### Material for the task
===

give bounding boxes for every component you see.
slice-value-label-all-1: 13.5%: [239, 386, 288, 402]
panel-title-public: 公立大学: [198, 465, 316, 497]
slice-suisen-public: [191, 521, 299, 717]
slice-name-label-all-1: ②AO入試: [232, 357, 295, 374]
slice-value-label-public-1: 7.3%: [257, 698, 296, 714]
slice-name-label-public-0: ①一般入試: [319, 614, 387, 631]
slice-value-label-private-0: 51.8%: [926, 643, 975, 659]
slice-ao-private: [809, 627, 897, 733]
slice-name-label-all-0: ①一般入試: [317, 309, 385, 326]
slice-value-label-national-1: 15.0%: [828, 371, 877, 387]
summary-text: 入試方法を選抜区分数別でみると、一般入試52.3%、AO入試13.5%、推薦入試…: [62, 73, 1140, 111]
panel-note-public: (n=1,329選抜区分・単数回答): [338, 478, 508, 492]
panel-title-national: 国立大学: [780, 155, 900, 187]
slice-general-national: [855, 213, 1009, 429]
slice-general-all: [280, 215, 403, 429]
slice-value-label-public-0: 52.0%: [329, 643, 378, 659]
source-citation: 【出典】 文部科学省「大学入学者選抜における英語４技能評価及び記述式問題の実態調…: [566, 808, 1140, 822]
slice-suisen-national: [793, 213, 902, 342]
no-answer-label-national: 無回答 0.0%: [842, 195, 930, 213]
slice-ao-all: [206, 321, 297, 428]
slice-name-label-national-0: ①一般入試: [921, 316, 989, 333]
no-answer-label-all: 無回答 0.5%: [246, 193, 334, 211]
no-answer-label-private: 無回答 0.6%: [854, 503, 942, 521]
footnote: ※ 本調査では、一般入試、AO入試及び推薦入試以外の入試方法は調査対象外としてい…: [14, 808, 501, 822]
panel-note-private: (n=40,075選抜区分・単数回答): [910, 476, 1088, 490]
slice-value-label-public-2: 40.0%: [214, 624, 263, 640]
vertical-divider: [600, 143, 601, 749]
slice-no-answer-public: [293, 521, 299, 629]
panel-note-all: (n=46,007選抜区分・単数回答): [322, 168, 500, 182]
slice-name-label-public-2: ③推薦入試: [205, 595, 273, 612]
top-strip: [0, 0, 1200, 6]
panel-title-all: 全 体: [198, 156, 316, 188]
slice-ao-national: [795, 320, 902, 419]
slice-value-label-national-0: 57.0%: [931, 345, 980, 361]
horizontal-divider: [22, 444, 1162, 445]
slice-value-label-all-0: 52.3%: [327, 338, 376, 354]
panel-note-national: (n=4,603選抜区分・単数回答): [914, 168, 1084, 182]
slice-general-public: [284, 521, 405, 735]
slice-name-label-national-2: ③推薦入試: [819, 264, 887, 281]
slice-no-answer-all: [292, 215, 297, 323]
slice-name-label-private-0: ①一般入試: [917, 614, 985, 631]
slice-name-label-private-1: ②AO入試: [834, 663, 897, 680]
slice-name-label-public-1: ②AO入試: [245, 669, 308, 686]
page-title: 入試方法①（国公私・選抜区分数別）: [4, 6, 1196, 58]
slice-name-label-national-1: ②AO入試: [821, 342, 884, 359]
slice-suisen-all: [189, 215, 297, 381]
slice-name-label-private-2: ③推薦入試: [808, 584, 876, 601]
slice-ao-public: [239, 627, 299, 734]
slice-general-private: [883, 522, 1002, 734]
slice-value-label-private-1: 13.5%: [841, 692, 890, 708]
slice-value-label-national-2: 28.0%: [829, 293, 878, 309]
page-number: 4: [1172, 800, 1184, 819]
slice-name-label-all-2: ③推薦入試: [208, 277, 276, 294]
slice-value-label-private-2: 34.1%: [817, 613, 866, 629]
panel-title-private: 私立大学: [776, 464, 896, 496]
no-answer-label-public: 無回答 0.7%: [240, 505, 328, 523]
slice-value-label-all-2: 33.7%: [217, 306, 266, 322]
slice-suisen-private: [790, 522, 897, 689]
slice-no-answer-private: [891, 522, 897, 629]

===

Copy the lines word for word from the first line of the records down through the line that contains "slice-general-national: [855, 213, 1009, 429]", with that line included.

give bounding boxes for every component you see.
slice-value-label-all-1: 13.5%: [239, 386, 288, 402]
panel-title-public: 公立大学: [198, 465, 316, 497]
slice-suisen-public: [191, 521, 299, 717]
slice-name-label-all-1: ②AO入試: [232, 357, 295, 374]
slice-value-label-public-1: 7.3%: [257, 698, 296, 714]
slice-name-label-public-0: ①一般入試: [319, 614, 387, 631]
slice-value-label-private-0: 51.8%: [926, 643, 975, 659]
slice-ao-private: [809, 627, 897, 733]
slice-name-label-all-0: ①一般入試: [317, 309, 385, 326]
slice-value-label-national-1: 15.0%: [828, 371, 877, 387]
summary-text: 入試方法を選抜区分数別でみると、一般入試52.3%、AO入試13.5%、推薦入試…: [62, 73, 1140, 111]
panel-note-public: (n=1,329選抜区分・単数回答): [338, 478, 508, 492]
panel-title-national: 国立大学: [780, 155, 900, 187]
slice-general-national: [855, 213, 1009, 429]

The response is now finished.